Records excerpted from a collection

· · · · · · ·

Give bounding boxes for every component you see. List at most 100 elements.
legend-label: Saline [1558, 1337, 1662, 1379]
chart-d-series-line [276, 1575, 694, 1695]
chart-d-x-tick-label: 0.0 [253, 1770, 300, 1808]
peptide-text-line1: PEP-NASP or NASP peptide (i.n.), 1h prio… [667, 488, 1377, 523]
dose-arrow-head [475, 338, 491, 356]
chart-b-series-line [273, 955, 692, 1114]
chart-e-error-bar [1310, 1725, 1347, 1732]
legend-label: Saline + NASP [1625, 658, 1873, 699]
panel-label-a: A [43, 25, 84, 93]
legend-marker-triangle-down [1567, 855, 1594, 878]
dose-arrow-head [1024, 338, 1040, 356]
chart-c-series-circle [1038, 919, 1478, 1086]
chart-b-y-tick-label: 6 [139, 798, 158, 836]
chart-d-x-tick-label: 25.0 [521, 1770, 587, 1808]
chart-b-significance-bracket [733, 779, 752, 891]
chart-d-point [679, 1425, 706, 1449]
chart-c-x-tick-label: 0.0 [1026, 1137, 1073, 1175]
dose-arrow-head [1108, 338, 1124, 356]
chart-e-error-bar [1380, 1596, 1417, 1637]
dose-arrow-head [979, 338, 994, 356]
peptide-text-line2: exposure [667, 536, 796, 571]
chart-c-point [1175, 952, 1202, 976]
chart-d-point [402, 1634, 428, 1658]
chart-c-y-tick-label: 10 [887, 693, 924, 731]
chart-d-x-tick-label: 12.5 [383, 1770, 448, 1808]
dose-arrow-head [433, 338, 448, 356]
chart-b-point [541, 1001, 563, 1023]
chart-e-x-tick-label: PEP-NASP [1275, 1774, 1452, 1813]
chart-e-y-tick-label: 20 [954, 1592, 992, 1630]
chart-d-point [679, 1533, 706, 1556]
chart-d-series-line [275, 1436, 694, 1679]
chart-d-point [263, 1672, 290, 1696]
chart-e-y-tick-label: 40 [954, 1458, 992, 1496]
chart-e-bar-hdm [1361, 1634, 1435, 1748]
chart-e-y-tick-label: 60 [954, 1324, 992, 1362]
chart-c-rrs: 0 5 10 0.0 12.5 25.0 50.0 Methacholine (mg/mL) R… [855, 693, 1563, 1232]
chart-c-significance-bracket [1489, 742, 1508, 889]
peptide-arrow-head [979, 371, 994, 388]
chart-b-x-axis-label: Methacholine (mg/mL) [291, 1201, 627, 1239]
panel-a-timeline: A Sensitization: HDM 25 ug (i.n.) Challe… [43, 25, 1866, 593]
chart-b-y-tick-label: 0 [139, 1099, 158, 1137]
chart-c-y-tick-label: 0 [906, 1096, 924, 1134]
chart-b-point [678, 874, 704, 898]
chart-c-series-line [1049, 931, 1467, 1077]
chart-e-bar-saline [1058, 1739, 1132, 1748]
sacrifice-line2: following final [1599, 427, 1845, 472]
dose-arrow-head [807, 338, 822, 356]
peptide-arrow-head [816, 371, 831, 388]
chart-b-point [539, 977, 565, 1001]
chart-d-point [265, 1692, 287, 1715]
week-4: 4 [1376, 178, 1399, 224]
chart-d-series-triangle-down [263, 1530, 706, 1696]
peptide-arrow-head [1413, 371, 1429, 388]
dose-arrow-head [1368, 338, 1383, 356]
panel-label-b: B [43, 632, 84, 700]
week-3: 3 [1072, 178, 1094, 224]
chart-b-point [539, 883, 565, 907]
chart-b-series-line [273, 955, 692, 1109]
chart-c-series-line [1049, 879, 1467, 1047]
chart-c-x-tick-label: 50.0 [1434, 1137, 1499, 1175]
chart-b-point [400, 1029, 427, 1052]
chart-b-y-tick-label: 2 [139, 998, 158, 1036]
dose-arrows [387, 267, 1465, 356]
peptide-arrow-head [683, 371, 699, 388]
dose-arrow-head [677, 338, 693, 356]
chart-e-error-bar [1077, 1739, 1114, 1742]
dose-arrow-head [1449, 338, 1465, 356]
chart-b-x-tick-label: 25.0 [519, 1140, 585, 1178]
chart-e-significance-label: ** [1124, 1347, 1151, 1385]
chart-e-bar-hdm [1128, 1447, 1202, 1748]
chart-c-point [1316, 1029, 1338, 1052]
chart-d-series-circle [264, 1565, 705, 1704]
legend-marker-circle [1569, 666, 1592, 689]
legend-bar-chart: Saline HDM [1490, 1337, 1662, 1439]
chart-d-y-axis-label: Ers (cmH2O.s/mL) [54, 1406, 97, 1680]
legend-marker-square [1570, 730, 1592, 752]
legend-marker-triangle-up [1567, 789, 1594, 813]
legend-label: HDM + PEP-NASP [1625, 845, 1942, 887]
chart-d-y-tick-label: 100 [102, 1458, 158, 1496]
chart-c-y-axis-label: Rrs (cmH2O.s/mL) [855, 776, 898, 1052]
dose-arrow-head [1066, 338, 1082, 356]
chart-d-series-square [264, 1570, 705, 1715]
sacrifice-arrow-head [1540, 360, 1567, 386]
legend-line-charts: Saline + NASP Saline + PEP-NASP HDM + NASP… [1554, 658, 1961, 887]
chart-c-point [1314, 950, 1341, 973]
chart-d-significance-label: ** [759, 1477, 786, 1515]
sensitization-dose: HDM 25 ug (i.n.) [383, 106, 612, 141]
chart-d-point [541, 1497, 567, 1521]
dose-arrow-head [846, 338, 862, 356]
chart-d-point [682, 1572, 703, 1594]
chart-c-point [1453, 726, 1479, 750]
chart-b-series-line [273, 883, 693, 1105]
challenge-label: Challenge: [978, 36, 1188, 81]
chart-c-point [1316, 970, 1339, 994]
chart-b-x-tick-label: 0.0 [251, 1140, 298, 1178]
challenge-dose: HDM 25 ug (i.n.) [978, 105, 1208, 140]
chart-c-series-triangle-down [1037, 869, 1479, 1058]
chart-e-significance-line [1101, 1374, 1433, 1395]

· · · · · · ·

- PROBLEM DESCRIPTION:
Within the data above, find the lines that contain the word "significance" and copy each of them.

- EXERCISE SOLUTION:
chart-b-significance-bracket [733, 779, 752, 891]
chart-c-significance-bracket [1489, 742, 1508, 889]
chart-e-significance-label: ** [1124, 1347, 1151, 1385]
chart-d-significance-label: ** [759, 1477, 786, 1515]
chart-e-significance-line [1101, 1374, 1433, 1395]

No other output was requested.